#### DATA EXCERPTS ####

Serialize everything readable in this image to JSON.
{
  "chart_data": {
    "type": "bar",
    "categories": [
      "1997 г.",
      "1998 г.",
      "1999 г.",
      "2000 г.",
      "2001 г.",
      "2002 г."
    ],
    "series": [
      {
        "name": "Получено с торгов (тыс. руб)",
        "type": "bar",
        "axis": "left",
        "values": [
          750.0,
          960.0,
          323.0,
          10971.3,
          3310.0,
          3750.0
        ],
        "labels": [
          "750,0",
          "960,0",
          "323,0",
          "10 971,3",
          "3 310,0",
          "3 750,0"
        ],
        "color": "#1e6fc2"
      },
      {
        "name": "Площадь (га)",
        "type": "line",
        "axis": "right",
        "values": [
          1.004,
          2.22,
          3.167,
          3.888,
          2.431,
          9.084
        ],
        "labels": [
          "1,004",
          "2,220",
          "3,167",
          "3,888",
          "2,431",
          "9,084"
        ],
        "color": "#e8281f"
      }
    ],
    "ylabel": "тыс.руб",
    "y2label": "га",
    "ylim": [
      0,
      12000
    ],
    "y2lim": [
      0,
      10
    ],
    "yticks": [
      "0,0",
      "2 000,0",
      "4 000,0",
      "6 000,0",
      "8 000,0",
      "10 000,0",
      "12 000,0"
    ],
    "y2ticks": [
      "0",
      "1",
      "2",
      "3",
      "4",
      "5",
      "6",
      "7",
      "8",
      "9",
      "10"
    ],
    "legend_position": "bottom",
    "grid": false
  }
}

####
#### DATA EXCERPTS ####

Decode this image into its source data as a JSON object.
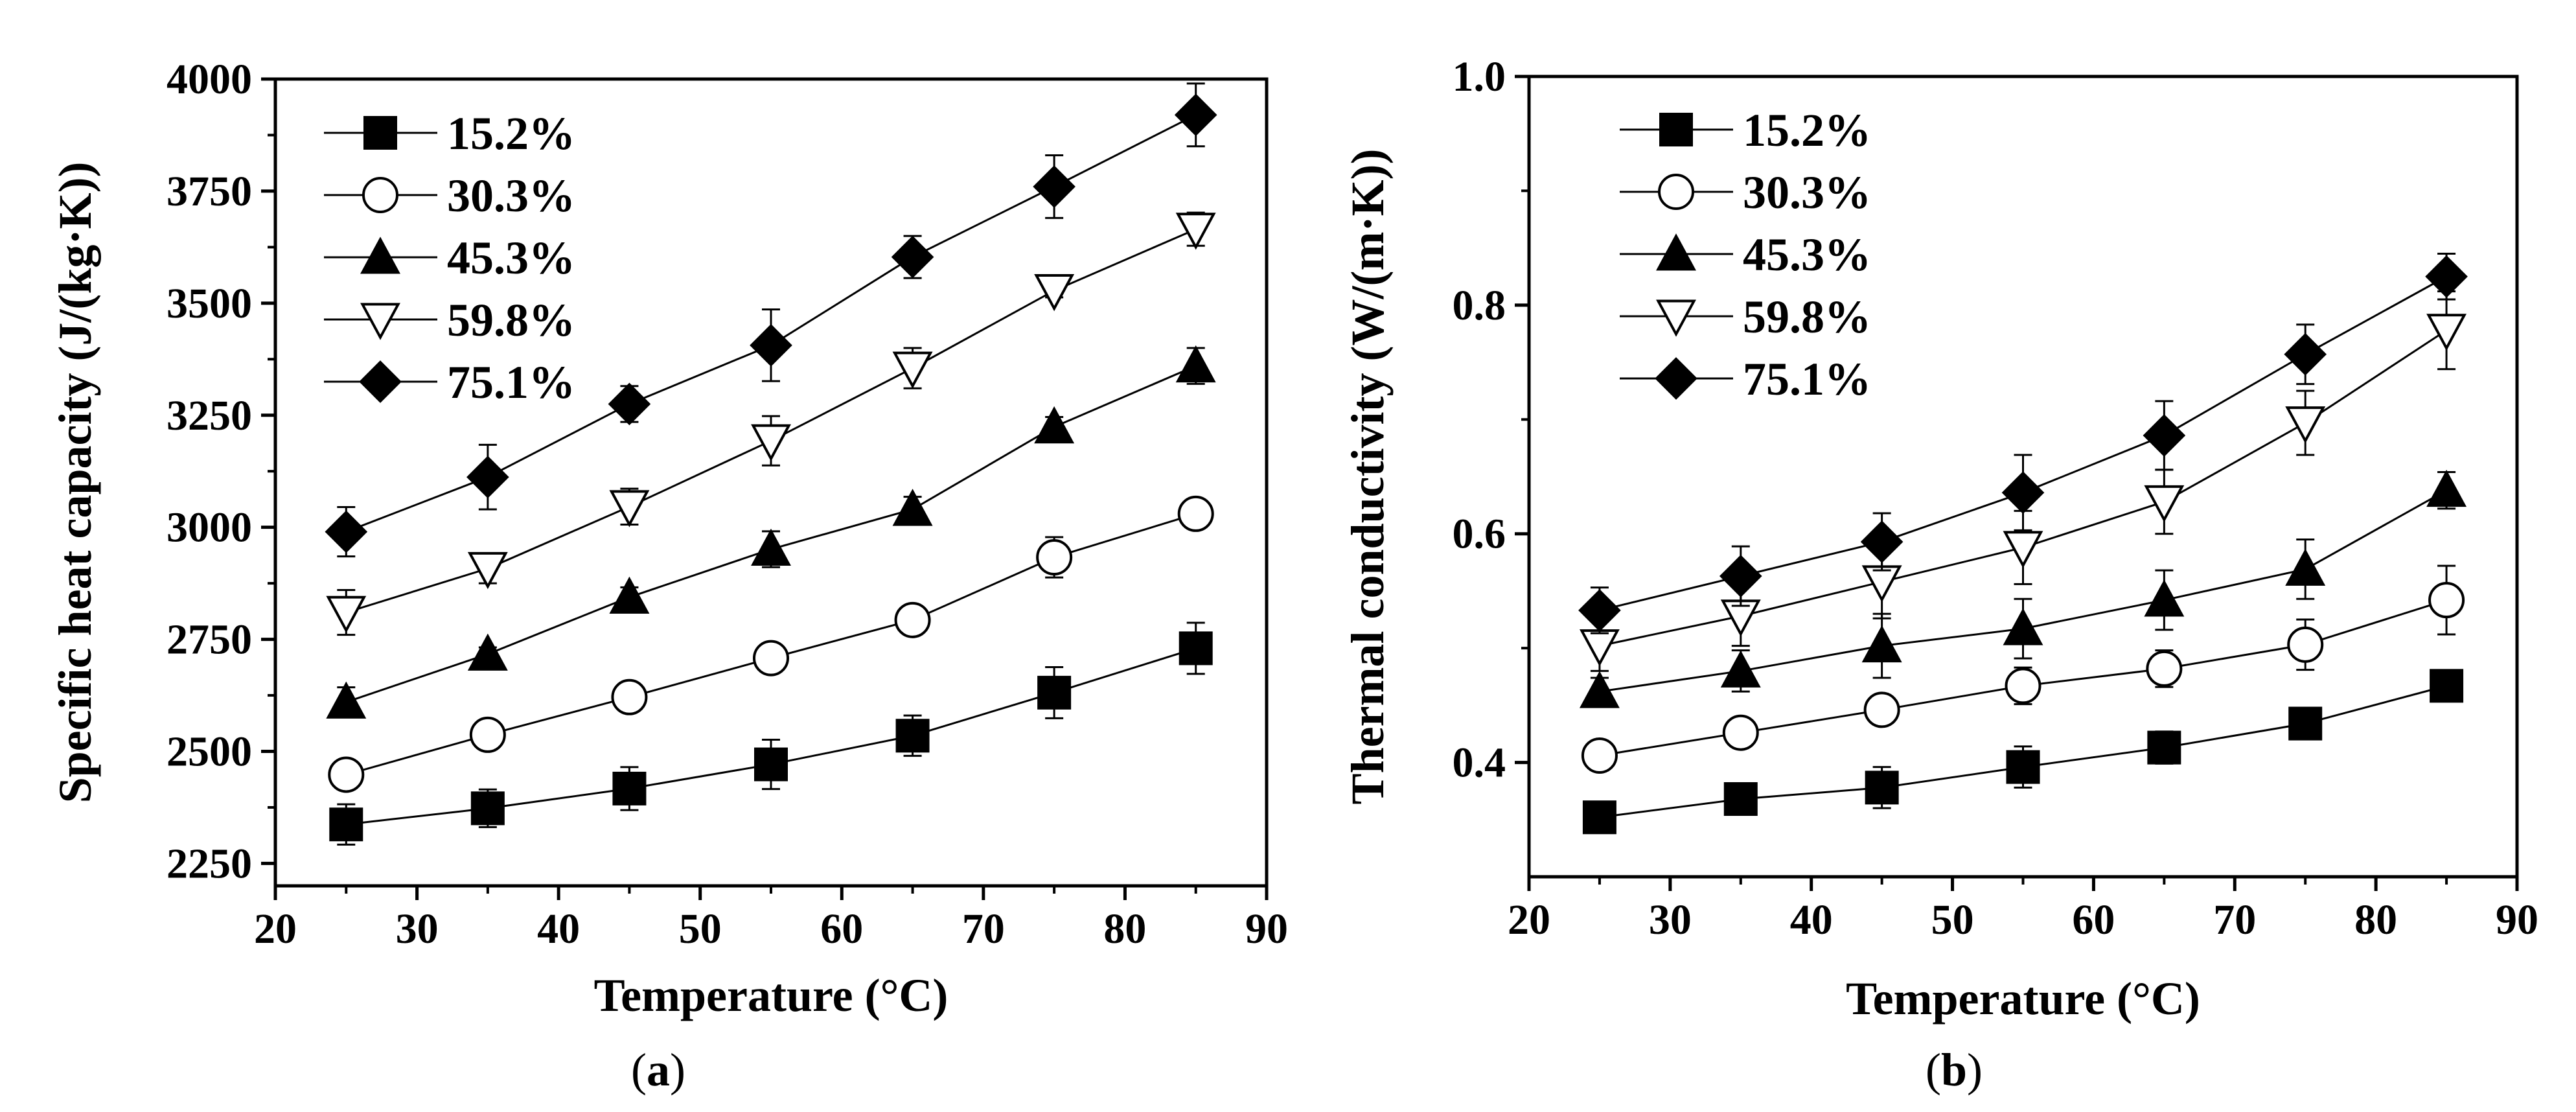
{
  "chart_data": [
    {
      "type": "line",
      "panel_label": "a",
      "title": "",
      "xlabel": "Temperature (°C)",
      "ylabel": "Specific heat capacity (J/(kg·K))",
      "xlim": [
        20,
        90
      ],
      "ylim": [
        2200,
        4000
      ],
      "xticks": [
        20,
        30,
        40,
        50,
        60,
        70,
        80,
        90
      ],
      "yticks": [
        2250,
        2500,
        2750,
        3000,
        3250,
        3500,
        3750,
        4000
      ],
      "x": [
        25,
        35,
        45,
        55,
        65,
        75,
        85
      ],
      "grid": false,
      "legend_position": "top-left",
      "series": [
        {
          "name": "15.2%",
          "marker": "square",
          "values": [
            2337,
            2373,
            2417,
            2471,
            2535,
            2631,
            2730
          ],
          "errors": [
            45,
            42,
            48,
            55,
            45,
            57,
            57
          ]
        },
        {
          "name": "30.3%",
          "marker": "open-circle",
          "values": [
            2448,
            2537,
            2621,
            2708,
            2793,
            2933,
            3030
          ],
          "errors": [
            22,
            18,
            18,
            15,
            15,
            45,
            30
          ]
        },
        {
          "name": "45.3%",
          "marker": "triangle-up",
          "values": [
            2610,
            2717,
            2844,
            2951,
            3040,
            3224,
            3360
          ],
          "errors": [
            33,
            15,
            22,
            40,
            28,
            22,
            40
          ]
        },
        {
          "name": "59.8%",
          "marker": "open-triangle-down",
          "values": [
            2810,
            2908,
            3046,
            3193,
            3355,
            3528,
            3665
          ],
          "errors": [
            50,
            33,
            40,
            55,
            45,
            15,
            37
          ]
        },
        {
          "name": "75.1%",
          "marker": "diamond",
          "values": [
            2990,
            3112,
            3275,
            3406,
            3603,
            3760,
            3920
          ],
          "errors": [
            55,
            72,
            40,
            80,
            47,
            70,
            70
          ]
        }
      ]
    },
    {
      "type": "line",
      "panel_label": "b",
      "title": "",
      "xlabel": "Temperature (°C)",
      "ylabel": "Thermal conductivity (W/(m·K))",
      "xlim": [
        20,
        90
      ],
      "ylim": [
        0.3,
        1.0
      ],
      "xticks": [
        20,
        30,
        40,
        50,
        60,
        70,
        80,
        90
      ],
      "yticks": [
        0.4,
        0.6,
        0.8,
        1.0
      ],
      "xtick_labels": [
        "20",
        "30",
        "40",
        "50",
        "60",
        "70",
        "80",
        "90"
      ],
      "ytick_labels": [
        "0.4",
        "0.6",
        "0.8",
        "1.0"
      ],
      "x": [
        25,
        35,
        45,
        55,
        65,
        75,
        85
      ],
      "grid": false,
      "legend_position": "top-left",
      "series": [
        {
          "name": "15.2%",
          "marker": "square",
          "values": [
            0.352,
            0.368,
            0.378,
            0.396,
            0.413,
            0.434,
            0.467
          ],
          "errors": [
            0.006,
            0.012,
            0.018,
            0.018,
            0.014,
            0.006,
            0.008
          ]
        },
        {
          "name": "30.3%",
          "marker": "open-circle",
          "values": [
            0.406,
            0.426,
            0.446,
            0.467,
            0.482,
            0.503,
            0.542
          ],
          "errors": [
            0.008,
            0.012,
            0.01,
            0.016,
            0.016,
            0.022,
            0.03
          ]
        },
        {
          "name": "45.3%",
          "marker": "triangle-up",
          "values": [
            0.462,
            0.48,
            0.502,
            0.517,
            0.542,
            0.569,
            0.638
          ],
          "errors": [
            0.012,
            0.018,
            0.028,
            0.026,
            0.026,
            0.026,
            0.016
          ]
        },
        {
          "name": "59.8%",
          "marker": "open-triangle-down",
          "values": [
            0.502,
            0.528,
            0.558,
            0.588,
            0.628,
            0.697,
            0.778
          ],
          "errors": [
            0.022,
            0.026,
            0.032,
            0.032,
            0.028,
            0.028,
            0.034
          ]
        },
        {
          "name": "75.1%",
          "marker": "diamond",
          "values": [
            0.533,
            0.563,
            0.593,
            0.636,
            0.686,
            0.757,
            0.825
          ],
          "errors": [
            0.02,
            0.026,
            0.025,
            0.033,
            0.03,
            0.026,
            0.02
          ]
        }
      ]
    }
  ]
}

####

## WHAT TO DO
Copy each line above that contains the word "type".

## FULL SOLUTION
    "type": "bar",
        "type": "bar",
        "type": "line",
      "type": "line",
      "type": "line",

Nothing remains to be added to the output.